Among the lines below, list those containing the string "name".

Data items
# # # # # # #

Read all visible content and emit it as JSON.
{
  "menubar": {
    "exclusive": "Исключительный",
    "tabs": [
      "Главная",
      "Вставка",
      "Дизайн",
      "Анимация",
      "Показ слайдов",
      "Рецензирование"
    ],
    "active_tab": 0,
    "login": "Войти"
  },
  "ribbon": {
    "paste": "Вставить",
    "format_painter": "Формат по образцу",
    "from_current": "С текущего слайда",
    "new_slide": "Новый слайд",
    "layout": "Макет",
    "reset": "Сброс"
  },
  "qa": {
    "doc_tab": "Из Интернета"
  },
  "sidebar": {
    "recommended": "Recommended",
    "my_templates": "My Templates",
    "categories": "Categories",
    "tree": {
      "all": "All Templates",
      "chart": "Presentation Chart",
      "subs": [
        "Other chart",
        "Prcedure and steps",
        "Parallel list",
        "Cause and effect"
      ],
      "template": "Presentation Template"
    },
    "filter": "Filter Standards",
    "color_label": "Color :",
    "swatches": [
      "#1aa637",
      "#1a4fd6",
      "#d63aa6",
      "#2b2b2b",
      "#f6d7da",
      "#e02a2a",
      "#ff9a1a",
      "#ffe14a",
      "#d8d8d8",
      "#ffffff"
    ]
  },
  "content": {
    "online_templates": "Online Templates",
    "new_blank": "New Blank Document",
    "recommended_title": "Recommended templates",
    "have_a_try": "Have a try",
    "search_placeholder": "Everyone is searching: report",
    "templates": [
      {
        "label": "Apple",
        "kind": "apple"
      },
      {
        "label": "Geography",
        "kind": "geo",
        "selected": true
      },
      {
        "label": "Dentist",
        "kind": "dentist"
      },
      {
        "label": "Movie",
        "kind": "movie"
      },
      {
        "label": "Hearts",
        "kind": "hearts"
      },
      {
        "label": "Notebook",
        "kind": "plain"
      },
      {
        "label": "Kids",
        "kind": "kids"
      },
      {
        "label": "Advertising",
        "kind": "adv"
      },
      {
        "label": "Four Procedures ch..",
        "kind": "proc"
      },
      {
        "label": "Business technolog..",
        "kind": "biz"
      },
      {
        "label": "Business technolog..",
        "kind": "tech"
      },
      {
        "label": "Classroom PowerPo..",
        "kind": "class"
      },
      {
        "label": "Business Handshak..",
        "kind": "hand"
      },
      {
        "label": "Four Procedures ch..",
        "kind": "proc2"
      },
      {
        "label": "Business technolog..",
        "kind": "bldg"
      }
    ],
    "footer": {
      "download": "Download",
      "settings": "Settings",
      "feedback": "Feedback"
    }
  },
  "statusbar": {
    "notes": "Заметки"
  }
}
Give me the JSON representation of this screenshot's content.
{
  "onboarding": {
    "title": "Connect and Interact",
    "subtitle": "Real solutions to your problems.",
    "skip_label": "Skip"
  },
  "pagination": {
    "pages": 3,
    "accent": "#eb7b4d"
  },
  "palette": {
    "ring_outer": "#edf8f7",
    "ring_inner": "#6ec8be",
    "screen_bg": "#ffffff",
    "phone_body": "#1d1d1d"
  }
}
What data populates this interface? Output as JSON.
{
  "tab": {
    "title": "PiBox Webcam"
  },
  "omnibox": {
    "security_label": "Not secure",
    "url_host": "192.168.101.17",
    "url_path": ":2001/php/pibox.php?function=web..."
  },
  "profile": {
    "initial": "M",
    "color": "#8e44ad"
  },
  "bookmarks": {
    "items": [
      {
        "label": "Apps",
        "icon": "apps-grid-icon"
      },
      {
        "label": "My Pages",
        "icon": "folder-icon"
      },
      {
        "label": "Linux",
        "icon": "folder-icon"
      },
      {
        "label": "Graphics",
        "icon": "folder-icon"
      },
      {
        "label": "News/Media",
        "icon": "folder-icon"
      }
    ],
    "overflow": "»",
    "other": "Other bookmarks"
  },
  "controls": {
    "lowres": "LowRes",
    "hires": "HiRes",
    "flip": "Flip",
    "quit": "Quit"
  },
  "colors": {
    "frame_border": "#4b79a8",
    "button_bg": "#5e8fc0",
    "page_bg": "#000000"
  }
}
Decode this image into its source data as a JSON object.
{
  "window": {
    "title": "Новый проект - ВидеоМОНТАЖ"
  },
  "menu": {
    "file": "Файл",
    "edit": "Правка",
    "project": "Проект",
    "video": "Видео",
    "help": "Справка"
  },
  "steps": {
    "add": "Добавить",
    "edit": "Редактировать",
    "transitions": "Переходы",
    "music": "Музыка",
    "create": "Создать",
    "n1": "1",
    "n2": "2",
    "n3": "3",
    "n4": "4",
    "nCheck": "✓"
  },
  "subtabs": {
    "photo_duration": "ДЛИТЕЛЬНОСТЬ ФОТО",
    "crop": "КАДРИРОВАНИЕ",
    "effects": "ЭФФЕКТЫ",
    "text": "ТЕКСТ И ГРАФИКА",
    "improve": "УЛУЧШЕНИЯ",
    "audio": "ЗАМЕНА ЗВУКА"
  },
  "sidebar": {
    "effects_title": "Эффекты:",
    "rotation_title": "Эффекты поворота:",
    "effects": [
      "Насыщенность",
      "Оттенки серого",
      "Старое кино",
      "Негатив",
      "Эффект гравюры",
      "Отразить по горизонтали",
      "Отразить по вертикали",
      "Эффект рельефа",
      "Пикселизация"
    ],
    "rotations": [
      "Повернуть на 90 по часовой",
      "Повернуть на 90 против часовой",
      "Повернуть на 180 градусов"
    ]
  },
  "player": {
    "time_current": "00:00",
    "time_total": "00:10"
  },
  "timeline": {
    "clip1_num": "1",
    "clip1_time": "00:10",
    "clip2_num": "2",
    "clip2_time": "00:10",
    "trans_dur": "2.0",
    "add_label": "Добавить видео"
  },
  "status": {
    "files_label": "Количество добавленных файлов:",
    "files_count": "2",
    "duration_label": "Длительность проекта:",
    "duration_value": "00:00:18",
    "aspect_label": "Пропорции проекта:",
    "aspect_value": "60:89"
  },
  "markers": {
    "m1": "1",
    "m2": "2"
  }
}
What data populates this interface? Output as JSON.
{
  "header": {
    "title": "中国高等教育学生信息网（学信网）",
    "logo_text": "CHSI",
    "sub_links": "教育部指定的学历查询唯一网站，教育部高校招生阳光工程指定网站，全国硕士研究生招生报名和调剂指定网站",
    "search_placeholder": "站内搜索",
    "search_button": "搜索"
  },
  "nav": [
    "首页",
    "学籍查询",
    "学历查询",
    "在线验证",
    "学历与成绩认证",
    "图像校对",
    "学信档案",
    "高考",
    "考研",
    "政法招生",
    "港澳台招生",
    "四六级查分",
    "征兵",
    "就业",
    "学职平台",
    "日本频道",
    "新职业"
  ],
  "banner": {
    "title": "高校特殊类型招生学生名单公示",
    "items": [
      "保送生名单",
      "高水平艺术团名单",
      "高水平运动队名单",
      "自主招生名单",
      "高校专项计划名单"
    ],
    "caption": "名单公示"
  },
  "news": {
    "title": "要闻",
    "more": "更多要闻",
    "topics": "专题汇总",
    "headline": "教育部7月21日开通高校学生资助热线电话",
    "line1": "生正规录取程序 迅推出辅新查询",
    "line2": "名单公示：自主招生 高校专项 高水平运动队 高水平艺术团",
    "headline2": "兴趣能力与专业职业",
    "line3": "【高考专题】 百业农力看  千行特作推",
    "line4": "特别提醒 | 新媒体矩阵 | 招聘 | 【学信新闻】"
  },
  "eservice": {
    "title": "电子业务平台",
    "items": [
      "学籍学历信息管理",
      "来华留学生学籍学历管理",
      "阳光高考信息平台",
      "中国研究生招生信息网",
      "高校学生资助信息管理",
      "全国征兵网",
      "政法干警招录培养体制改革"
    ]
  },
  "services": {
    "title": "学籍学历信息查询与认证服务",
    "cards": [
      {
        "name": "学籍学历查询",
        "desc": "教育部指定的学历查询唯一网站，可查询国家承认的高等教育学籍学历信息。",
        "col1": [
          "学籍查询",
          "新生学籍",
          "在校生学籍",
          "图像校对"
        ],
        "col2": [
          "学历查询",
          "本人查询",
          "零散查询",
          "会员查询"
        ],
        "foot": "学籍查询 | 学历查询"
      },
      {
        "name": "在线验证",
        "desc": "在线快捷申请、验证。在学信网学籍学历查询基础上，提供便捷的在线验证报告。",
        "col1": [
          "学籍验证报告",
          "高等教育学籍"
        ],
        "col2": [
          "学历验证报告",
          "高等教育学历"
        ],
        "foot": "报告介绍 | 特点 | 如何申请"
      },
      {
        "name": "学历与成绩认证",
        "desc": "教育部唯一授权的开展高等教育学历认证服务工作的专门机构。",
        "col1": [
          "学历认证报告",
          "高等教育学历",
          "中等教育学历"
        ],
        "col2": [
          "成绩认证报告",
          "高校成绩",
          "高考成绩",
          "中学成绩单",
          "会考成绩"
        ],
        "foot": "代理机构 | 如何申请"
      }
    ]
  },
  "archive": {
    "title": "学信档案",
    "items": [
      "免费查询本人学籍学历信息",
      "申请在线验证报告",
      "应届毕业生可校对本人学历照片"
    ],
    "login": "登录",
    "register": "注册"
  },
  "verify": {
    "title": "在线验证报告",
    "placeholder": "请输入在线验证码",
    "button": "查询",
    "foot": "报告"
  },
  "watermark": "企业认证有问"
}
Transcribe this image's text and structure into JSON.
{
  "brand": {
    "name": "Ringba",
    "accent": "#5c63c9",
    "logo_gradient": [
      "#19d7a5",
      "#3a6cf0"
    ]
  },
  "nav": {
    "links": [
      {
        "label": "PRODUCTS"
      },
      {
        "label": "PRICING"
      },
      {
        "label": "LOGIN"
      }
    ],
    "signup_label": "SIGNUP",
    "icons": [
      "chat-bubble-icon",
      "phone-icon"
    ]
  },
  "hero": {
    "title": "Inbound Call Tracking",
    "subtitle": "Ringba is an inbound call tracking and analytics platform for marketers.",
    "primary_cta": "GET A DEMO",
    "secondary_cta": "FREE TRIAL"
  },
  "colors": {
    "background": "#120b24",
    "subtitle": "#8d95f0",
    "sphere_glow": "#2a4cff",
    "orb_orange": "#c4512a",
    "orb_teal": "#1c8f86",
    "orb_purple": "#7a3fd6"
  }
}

# # # # # # #

> **Correct response**:
        "name": "学籍学历查询",
        "name": "在线验证",
        "name": "学历与成绩认证",
    "name": "Ringba",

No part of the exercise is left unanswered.